__Exercise task__.
Lines holding the string "หารและผ" are the ones to copy from this listing.

-- START OF Extracted entries --

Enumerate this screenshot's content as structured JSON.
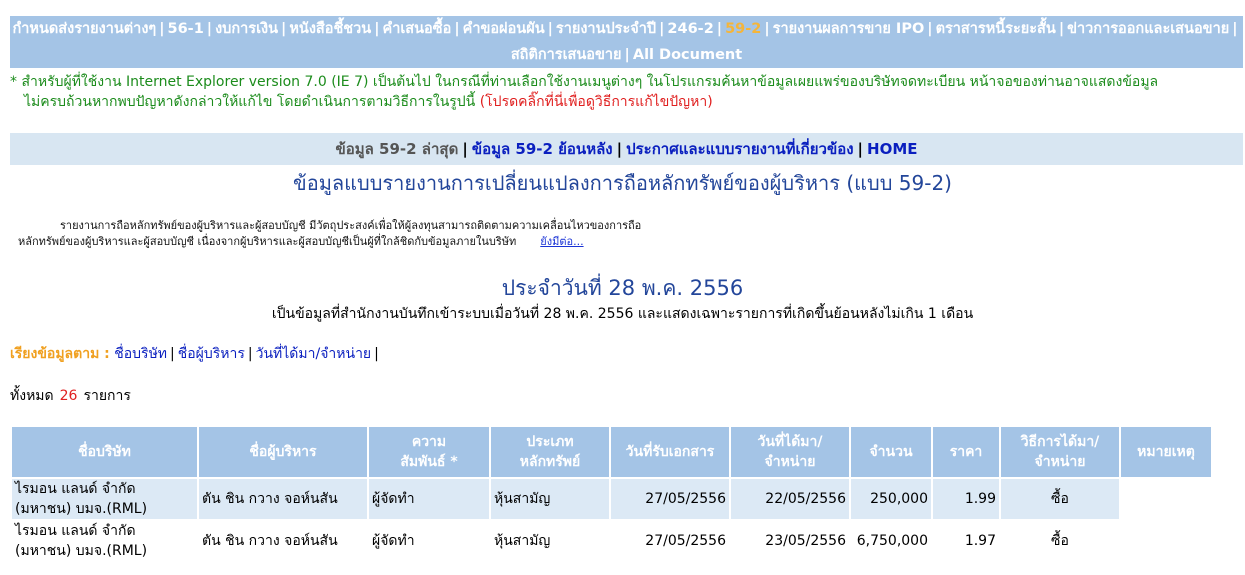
{
  "topnav": {
    "items": [
      "กำหนดส่งรายงานต่างๆ",
      "56-1",
      "งบการเงิน",
      "หนังสือชี้ชวน",
      "คำเสนอซื้อ",
      "คำขอผ่อนผัน",
      "รายงานประจำปี",
      "246-2",
      "59-2",
      "รายงานผลการขาย IPO",
      "ตราสารหนี้ระยะสั้น",
      "ข่าวการออกและเสนอขาย",
      "สถิติการเสนอขาย",
      "All Document"
    ],
    "separator": "|"
  },
  "ie_note": {
    "text": "* สำหรับผู้ที่ใช้งาน Internet Explorer version 7.0 (IE 7) เป็นต้นไป ในกรณีที่ท่านเลือกใช้งานเมนูต่างๆ ในโปรแกรมค้นหาข้อมูลเผยแพร่ของบริษัทจดทะเบียน หน้าจอของท่านอาจแสดงข้อมูล",
    "text2": "ไม่ครบถ้วนหากพบปัญหาดังกล่าวให้แก้ไข โดยดำเนินการตามวิธีการในรูปนี้",
    "link": "(โปรดคลิ๊กที่นี่เพื่อดูวิธีการแก้ไขปัญหา)"
  },
  "subnav": {
    "current": "ข้อมูล 59-2 ล่าสุด",
    "history": "ข้อมูล 59-2 ย้อนหลัง",
    "announcements": "ประกาศและแบบรายงานที่เกี่ยวข้อง",
    "home": "HOME",
    "separator": "|"
  },
  "page_title": "ข้อมูลแบบรายงานการเปลี่ยนแปลงการถือหลักทรัพย์ของผู้บริหาร (แบบ 59-2)",
  "intro": {
    "line1": "รายงานการถือหลักทรัพย์ของผู้บริหารและผู้สอบบัญชี มีวัตถุประสงค์เพื่อให้ผู้ลงทุนสามารถติดตามความเคลื่อนไหวของการถือ",
    "line2": "หลักทรัพย์ของผู้บริหารและผู้สอบบัญชี เนื่องจากผู้บริหารและผู้สอบบัญชีเป็นผู้ที่ใกล้ชิดกับข้อมูลภายในบริษัท",
    "more": "ยังมีต่อ..."
  },
  "date_title": "ประจำวันที่ 28 พ.ค. 2556",
  "date_desc": "เป็นข้อมูลที่สำนักงานบันทึกเข้าระบบเมื่อวันที่ 28 พ.ค. 2556 และแสดงเฉพาะรายการที่เกิดขึ้นย้อนหลังไม่เกิน 1 เดือน",
  "sort": {
    "label": "เรียงข้อมูลตาม :",
    "options": [
      "ชื่อบริษัท",
      "ชื่อผู้บริหาร",
      "วันที่ได้มา/จำหน่าย"
    ],
    "separator": "|"
  },
  "total": {
    "prefix": "ทั้งหมด",
    "count": "26",
    "suffix": "รายการ"
  },
  "table": {
    "headers": [
      "ชื่อบริษัท",
      "ชื่อผู้บริหาร",
      "ความ\nสัมพันธ์ *",
      "ประเภท\nหลักทรัพย์",
      "วันที่รับเอกสาร",
      "วันที่ได้มา/\nจำหน่าย",
      "จำนวน",
      "ราคา",
      "วิธีการได้มา/\nจำหน่าย",
      "หมายเหตุ"
    ],
    "rows": [
      {
        "company": "ไรมอน แลนด์ จำกัด (มหาชน) บมจ.(RML)",
        "executive": "ตัน ชิน กวาง  จอห์นสัน",
        "relation": "ผู้จัดทำ",
        "security": "หุ้นสามัญ",
        "received": "27/05/2556",
        "trade_date": "22/05/2556",
        "amount": "250,000",
        "price": "1.99",
        "method": "ซื้อ"
      },
      {
        "company": "ไรมอน แลนด์ จำกัด (มหาชน) บมจ.(RML)",
        "executive": "ตัน ชิน กวาง  จอห์นสัน",
        "relation": "ผู้จัดทำ",
        "security": "หุ้นสามัญ",
        "received": "27/05/2556",
        "trade_date": "23/05/2556",
        "amount": "6,750,000",
        "price": "1.97",
        "method": "ซื้อ"
      }
    ]
  }
}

-- END OF Extracted entries --

__Output for this task__.
    "line1": "รายงานการถือหลักทรัพย์ของผู้บริหารและผู้สอบบัญชี มีวัตถุประสงค์เพื่อให้ผู้ลงทุนสามารถติดตามความเคลื่อนไหวของการถือ",
    "line2": "หลักทรัพย์ของผู้บริหารและผู้สอบบัญชี เนื่องจากผู้บริหารและผู้สอบบัญชีเป็นผู้ที่ใกล้ชิดกับข้อมูลภายในบริษัท",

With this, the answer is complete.